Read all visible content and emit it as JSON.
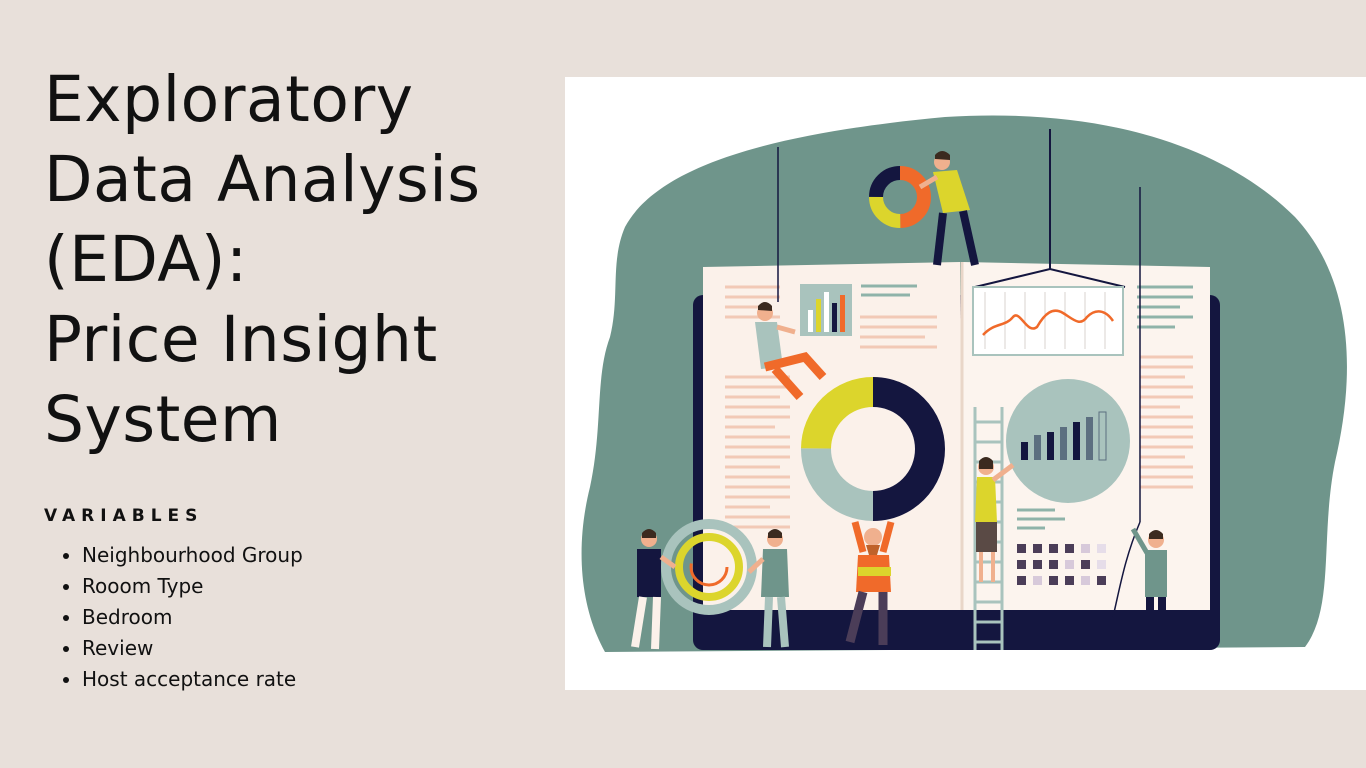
{
  "title": {
    "lines": [
      "Exploratory",
      "Data Analysis",
      "(EDA):",
      "Price Insight",
      "System"
    ]
  },
  "variables": {
    "heading": "VARIABLES",
    "items": [
      "Neighbourhood Group",
      "Rooom Type",
      "Bedroom",
      "Review",
      "Host acceptance rate"
    ]
  },
  "illustration": {
    "subject": "people-building-data-book-illustration",
    "colors": {
      "background": "#e8e0da",
      "panel": "#ffffff",
      "blob": "#6f958b",
      "navy": "#14163f",
      "yellow": "#dcd52c",
      "orange": "#f06a2a",
      "sage": "#a9c3bd",
      "page": "#fbf1ea"
    }
  }
}
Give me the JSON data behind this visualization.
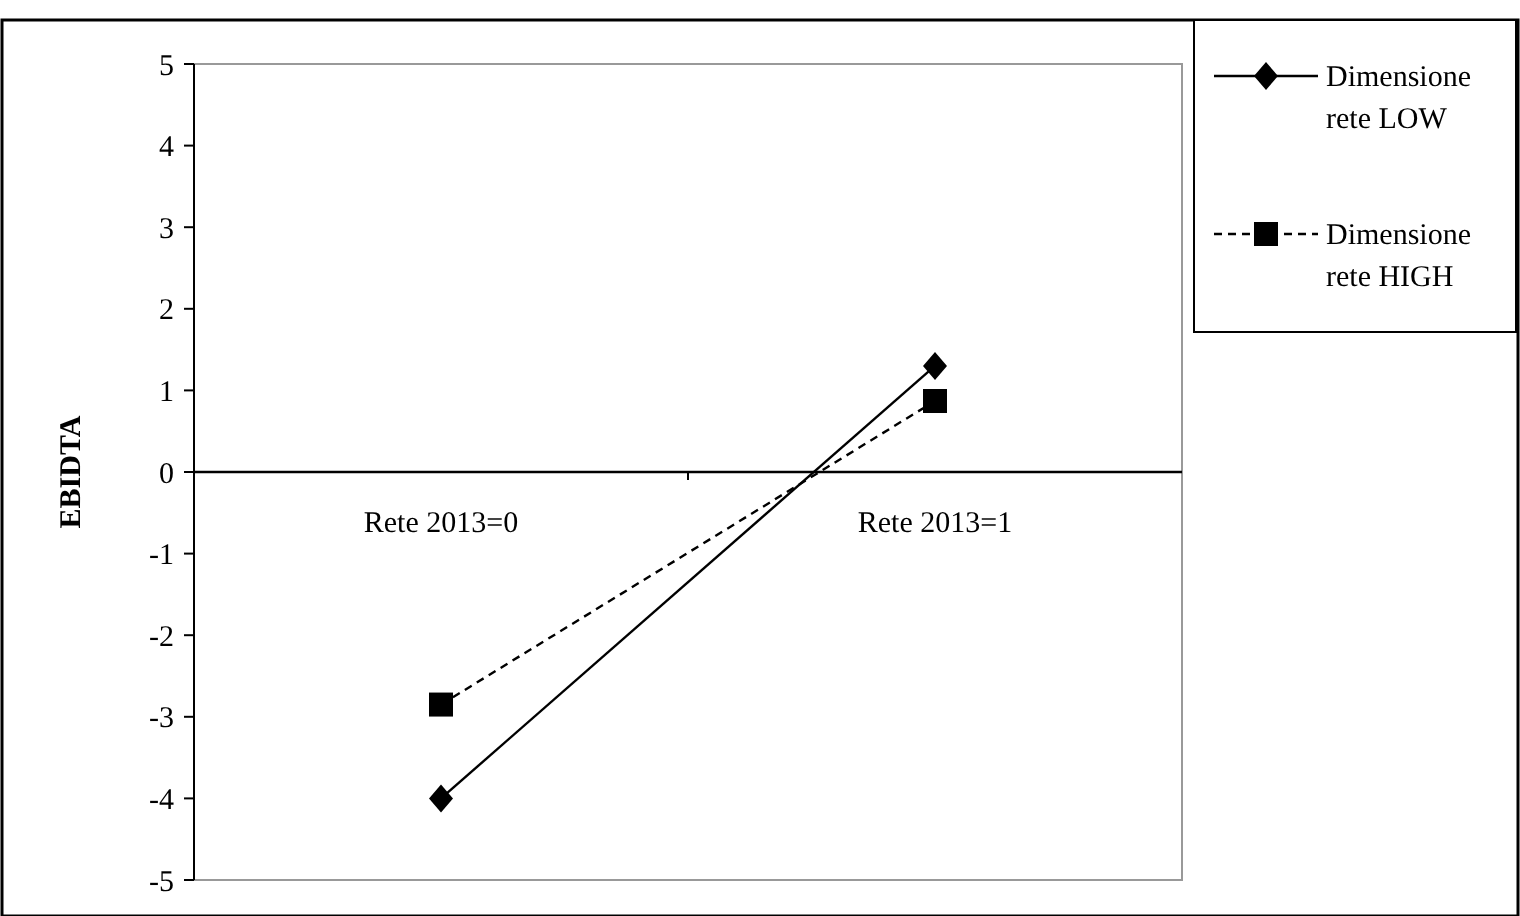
{
  "chart_data": {
    "type": "line",
    "ylabel": "EBIDTA",
    "categories": [
      "Rete 2013=0",
      "Rete 2013=1"
    ],
    "series": [
      {
        "name": "Dimensione rete LOW",
        "color": "#000000",
        "values": [
          -4.0,
          1.3
        ],
        "marker": "diamond",
        "line_style": "solid"
      },
      {
        "name": "Dimensione rete HIGH",
        "color": "#000000",
        "values": [
          -2.85,
          0.87
        ],
        "marker": "square",
        "line_style": "dashed"
      }
    ],
    "ylim": [
      -5,
      5
    ],
    "yticks": [
      -5,
      -4,
      -3,
      -2,
      -1,
      0,
      1,
      2,
      3,
      4,
      5
    ],
    "grid": false,
    "legend": "right"
  }
}
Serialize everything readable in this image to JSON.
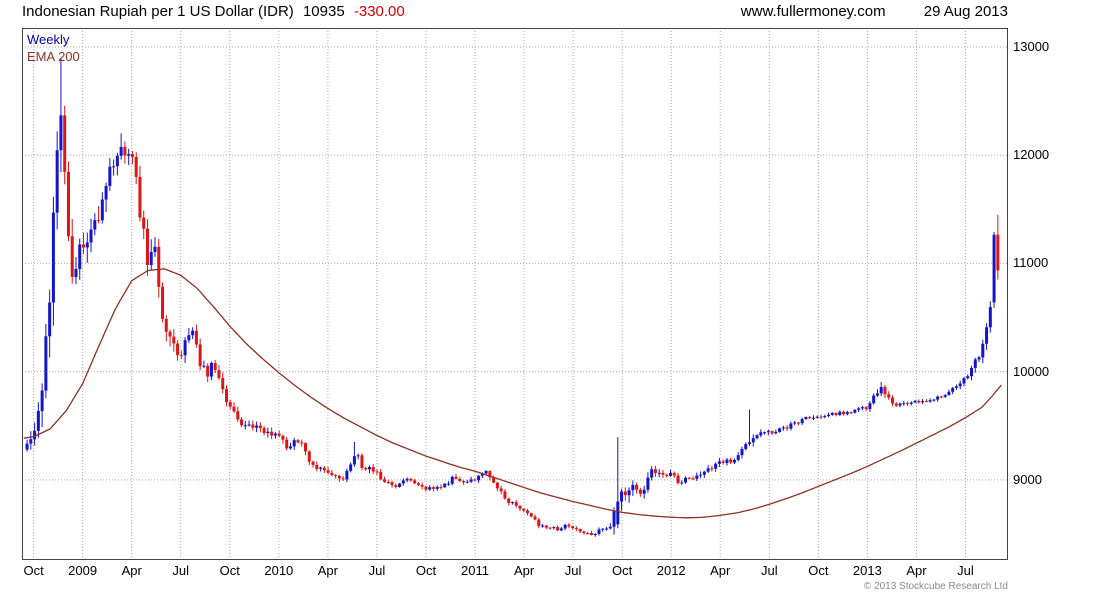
────
• **Stated goal**
Repeat each entry above word for word, leaving every picture out.

• **Solution below**
Read all visible content and emit it as JSON.
{
  "title": {
    "lines": [
      "Exploratory",
      "Data Analysis",
      "(EDA):",
      "Price Insight",
      "System"
    ]
  },
  "variables": {
    "heading": "VARIABLES",
    "items": [
      "Neighbourhood Group",
      "Rooom Type",
      "Bedroom",
      "Review",
      "Host acceptance rate"
    ]
  },
  "illustration": {
    "subject": "people-building-data-book-illustration",
    "colors": {
      "background": "#e8e0da",
      "panel": "#ffffff",
      "blob": "#6f958b",
      "navy": "#14163f",
      "yellow": "#dcd52c",
      "orange": "#f06a2a",
      "sage": "#a9c3bd",
      "page": "#fbf1ea"
    }
  }
}
Give me the JSON data behind this visualization.
{
  "chart_data": {
    "type": "line",
    "ylabel": "EBIDTA",
    "categories": [
      "Rete 2013=0",
      "Rete 2013=1"
    ],
    "series": [
      {
        "name": "Dimensione rete LOW",
        "color": "#000000",
        "values": [
          -4.0,
          1.3
        ],
        "marker": "diamond",
        "line_style": "solid"
      },
      {
        "name": "Dimensione rete HIGH",
        "color": "#000000",
        "values": [
          -2.85,
          0.87
        ],
        "marker": "square",
        "line_style": "dashed"
      }
    ],
    "ylim": [
      -5,
      5
    ],
    "yticks": [
      -5,
      -4,
      -3,
      -2,
      -1,
      0,
      1,
      2,
      3,
      4,
      5
    ],
    "grid": false,
    "legend": "right"
  }
}
Serialize everything readable in this image to JSON.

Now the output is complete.